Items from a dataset
.....

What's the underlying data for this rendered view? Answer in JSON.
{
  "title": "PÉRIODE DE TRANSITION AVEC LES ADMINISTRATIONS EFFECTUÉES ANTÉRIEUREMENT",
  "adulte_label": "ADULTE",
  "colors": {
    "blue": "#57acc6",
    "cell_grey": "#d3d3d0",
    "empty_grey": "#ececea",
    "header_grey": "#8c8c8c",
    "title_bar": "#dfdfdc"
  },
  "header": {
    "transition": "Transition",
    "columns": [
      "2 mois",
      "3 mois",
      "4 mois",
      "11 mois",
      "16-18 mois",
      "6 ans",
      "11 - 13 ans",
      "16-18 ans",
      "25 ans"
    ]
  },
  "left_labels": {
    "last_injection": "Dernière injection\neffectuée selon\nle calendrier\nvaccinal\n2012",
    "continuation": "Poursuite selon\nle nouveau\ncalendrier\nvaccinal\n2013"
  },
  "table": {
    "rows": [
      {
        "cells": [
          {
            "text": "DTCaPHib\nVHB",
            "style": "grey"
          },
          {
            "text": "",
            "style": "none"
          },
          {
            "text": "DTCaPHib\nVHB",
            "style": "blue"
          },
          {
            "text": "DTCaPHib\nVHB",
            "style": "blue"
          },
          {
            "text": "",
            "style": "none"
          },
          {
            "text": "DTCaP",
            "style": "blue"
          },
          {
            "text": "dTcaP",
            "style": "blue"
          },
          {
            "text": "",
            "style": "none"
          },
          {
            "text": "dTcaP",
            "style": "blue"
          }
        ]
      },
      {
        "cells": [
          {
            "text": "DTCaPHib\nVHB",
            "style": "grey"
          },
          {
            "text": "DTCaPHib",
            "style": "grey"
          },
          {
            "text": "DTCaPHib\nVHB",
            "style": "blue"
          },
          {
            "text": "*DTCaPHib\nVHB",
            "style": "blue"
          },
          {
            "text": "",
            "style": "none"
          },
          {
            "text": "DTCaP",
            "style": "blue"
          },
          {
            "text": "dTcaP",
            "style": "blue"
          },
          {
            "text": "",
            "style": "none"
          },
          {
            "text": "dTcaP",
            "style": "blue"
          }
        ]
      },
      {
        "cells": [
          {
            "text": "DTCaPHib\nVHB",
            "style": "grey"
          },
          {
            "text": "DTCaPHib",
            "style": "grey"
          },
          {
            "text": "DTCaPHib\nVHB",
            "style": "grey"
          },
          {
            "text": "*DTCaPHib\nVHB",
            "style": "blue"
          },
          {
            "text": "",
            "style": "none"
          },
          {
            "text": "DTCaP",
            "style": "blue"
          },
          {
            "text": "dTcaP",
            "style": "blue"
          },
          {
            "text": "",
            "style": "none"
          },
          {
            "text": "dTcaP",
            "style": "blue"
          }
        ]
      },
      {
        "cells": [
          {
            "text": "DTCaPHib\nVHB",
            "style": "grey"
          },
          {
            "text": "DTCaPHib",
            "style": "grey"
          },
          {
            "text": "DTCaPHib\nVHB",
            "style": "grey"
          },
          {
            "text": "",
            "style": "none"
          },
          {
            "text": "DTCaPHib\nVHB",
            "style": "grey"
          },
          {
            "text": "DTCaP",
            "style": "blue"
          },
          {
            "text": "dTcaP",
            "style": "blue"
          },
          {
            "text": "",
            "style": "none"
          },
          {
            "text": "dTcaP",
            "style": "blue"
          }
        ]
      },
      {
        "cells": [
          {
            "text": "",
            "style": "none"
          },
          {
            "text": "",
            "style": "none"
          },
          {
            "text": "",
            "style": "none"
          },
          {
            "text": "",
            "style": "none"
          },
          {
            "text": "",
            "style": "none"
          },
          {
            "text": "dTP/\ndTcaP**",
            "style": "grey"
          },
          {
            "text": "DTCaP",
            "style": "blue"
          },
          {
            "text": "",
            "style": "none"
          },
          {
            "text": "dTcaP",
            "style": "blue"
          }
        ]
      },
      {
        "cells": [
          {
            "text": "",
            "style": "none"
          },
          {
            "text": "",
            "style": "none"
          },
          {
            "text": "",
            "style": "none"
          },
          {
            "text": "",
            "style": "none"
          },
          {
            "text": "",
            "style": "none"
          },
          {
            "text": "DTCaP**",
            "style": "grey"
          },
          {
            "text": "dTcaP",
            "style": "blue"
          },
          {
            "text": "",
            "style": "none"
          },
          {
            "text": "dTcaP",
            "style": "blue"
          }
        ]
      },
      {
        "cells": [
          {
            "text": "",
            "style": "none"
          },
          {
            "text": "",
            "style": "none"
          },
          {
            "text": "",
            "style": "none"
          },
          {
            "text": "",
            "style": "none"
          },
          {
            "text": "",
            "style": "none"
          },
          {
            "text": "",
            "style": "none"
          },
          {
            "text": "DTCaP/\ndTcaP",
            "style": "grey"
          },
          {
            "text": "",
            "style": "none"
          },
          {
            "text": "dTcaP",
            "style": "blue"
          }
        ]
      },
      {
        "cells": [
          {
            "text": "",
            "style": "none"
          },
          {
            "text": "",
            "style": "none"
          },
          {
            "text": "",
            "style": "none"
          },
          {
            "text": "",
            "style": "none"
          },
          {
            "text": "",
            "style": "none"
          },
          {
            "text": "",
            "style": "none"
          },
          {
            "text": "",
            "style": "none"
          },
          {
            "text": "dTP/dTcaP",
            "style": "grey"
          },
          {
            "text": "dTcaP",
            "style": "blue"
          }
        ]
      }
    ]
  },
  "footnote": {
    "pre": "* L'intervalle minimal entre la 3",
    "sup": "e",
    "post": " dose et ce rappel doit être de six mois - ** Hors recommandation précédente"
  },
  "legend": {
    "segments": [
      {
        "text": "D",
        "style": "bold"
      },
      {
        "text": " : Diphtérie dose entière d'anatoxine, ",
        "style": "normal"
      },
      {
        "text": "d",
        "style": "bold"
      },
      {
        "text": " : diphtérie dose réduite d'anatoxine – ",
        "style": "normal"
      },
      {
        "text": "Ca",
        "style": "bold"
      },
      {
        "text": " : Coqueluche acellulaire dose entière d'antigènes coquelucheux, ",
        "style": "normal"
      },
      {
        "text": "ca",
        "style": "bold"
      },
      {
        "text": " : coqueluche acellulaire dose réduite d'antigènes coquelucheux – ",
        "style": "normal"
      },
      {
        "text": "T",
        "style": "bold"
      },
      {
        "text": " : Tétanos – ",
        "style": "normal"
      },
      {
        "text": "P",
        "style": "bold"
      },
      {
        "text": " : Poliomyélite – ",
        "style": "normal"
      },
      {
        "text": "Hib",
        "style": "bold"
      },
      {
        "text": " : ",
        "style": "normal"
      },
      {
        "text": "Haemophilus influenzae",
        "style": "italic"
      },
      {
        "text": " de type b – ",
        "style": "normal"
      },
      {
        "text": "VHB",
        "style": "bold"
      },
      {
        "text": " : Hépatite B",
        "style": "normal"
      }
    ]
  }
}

.....

:: EXERCISE INSTRUCTIONS ::
Your task is to copy every line in the entries that holds the string "antigènes".

:: ANSWER TO THE PROBLEM ::
        "text": " : Coqueluche acellulaire dose entière d'antigènes coquelucheux, ",
        "text": " : coqueluche acellulaire dose réduite d'antigènes coquelucheux – ",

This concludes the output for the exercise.